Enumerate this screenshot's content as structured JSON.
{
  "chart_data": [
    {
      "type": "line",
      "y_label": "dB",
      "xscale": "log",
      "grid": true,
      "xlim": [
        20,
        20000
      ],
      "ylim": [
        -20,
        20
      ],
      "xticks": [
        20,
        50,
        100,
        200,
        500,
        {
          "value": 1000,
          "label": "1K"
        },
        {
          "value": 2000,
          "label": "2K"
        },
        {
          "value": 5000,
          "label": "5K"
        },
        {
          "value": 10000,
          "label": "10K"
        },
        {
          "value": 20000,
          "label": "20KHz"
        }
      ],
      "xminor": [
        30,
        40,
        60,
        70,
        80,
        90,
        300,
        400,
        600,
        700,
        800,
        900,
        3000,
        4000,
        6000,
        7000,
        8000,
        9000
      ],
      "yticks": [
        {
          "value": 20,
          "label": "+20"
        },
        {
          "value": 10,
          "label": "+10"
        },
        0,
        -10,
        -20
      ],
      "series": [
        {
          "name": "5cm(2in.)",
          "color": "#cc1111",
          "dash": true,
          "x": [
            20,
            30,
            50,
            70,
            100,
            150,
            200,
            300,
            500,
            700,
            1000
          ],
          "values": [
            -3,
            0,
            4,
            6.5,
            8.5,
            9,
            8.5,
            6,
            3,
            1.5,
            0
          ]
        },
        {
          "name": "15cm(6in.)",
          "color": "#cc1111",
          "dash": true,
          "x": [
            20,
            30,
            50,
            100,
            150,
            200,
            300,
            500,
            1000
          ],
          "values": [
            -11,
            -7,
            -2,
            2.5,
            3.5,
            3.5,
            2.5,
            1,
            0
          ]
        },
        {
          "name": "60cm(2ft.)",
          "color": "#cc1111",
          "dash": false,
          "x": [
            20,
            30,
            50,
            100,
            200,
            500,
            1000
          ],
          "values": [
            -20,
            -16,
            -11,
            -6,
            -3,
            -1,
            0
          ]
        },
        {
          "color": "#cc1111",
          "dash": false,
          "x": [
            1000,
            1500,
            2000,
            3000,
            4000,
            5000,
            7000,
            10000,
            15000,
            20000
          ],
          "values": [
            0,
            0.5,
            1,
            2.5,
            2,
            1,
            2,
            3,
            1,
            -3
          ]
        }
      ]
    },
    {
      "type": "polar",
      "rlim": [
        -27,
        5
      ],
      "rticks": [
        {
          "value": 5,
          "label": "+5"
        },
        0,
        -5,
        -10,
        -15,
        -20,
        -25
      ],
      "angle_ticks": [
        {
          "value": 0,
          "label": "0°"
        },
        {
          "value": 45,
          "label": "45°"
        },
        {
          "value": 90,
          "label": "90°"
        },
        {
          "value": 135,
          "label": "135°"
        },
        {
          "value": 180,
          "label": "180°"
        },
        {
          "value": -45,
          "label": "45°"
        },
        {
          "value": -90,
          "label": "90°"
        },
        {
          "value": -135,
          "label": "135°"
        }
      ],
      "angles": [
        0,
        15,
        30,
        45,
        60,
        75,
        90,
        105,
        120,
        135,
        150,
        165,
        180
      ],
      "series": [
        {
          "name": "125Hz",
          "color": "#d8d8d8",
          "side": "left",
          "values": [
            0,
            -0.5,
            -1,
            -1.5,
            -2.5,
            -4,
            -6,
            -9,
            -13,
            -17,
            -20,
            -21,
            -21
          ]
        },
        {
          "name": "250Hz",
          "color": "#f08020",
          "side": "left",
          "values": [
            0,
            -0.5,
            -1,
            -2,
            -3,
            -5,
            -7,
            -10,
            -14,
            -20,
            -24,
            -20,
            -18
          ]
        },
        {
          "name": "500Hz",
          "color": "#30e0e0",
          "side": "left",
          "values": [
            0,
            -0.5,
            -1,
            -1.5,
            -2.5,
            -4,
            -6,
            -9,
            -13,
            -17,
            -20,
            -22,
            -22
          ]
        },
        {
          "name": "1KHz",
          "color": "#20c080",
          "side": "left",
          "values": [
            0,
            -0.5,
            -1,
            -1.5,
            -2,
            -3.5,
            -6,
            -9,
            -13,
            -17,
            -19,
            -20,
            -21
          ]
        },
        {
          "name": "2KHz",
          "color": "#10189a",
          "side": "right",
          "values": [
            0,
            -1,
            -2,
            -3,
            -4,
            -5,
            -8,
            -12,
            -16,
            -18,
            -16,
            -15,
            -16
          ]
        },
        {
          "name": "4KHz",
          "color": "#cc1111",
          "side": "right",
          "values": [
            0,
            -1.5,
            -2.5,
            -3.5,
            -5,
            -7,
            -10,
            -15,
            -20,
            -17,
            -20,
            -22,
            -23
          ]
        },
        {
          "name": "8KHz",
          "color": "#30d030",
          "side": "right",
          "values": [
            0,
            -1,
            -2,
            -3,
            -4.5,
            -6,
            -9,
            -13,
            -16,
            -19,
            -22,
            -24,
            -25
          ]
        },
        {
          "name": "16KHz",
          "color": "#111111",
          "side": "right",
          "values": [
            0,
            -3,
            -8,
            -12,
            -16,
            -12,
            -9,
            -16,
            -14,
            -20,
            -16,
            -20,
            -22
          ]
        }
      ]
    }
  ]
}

→ **GIVEN PROBLEM**
Copy the material above verbatim.

→ **RESULT OF THE EXERCISE**
Enumerate this screenshot's content as structured JSON.
{
  "chart_data": [
    {
      "type": "line",
      "y_label": "dB",
      "xscale": "log",
      "grid": true,
      "xlim": [
        20,
        20000
      ],
      "ylim": [
        -20,
        20
      ],
      "xticks": [
        20,
        50,
        100,
        200,
        500,
        {
          "value": 1000,
          "label": "1K"
        },
        {
          "value": 2000,
          "label": "2K"
        },
        {
          "value": 5000,
          "label": "5K"
        },
        {
          "value": 10000,
          "label": "10K"
        },
        {
          "value": 20000,
          "label": "20KHz"
        }
      ],
      "xminor": [
        30,
        40,
        60,
        70,
        80,
        90,
        300,
        400,
        600,
        700,
        800,
        900,
        3000,
        4000,
        6000,
        7000,
        8000,
        9000
      ],
      "yticks": [
        {
          "value": 20,
          "label": "+20"
        },
        {
          "value": 10,
          "label": "+10"
        },
        0,
        -10,
        -20
      ],
      "series": [
        {
          "name": "5cm(2in.)",
          "color": "#cc1111",
          "dash": true,
          "x": [
            20,
            30,
            50,
            70,
            100,
            150,
            200,
            300,
            500,
            700,
            1000
          ],
          "values": [
            -3,
            0,
            4,
            6.5,
            8.5,
            9,
            8.5,
            6,
            3,
            1.5,
            0
          ]
        },
        {
          "name": "15cm(6in.)",
          "color": "#cc1111",
          "dash": true,
          "x": [
            20,
            30,
            50,
            100,
            150,
            200,
            300,
            500,
            1000
          ],
          "values": [
            -11,
            -7,
            -2,
            2.5,
            3.5,
            3.5,
            2.5,
            1,
            0
          ]
        },
        {
          "name": "60cm(2ft.)",
          "color": "#cc1111",
          "dash": false,
          "x": [
            20,
            30,
            50,
            100,
            200,
            500,
            1000
          ],
          "values": [
            -20,
            -16,
            -11,
            -6,
            -3,
            -1,
            0
          ]
        },
        {
          "color": "#cc1111",
          "dash": false,
          "x": [
            1000,
            1500,
            2000,
            3000,
            4000,
            5000,
            7000,
            10000,
            15000,
            20000
          ],
          "values": [
            0,
            0.5,
            1,
            2.5,
            2,
            1,
            2,
            3,
            1,
            -3
          ]
        }
      ]
    },
    {
      "type": "polar",
      "rlim": [
        -27,
        5
      ],
      "rticks": [
        {
          "value": 5,
          "label": "+5"
        },
        0,
        -5,
        -10,
        -15,
        -20,
        -25
      ],
      "angle_ticks": [
        {
          "value": 0,
          "label": "0°"
        },
        {
          "value": 45,
          "label": "45°"
        },
        {
          "value": 90,
          "label": "90°"
        },
        {
          "value": 135,
          "label": "135°"
        },
        {
          "value": 180,
          "label": "180°"
        },
        {
          "value": -45,
          "label": "45°"
        },
        {
          "value": -90,
          "label": "90°"
        },
        {
          "value": -135,
          "label": "135°"
        }
      ],
      "angles": [
        0,
        15,
        30,
        45,
        60,
        75,
        90,
        105,
        120,
        135,
        150,
        165,
        180
      ],
      "series": [
        {
          "name": "125Hz",
          "color": "#d8d8d8",
          "side": "left",
          "values": [
            0,
            -0.5,
            -1,
            -1.5,
            -2.5,
            -4,
            -6,
            -9,
            -13,
            -17,
            -20,
            -21,
            -21
          ]
        },
        {
          "name": "250Hz",
          "color": "#f08020",
          "side": "left",
          "values": [
            0,
            -0.5,
            -1,
            -2,
            -3,
            -5,
            -7,
            -10,
            -14,
            -20,
            -24,
            -20,
            -18
          ]
        },
        {
          "name": "500Hz",
          "color": "#30e0e0",
          "side": "left",
          "values": [
            0,
            -0.5,
            -1,
            -1.5,
            -2.5,
            -4,
            -6,
            -9,
            -13,
            -17,
            -20,
            -22,
            -22
          ]
        },
        {
          "name": "1KHz",
          "color": "#20c080",
          "side": "left",
          "values": [
            0,
            -0.5,
            -1,
            -1.5,
            -2,
            -3.5,
            -6,
            -9,
            -13,
            -17,
            -19,
            -20,
            -21
          ]
        },
        {
          "name": "2KHz",
          "color": "#10189a",
          "side": "right",
          "values": [
            0,
            -1,
            -2,
            -3,
            -4,
            -5,
            -8,
            -12,
            -16,
            -18,
            -16,
            -15,
            -16
          ]
        },
        {
          "name": "4KHz",
          "color": "#cc1111",
          "side": "right",
          "values": [
            0,
            -1.5,
            -2.5,
            -3.5,
            -5,
            -7,
            -10,
            -15,
            -20,
            -17,
            -20,
            -22,
            -23
          ]
        },
        {
          "name": "8KHz",
          "color": "#30d030",
          "side": "right",
          "values": [
            0,
            -1,
            -2,
            -3,
            -4.5,
            -6,
            -9,
            -13,
            -16,
            -19,
            -22,
            -24,
            -25
          ]
        },
        {
          "name": "16KHz",
          "color": "#111111",
          "side": "right",
          "values": [
            0,
            -3,
            -8,
            -12,
            -16,
            -12,
            -9,
            -16,
            -14,
            -20,
            -16,
            -20,
            -22
          ]
        }
      ]
    }
  ]
}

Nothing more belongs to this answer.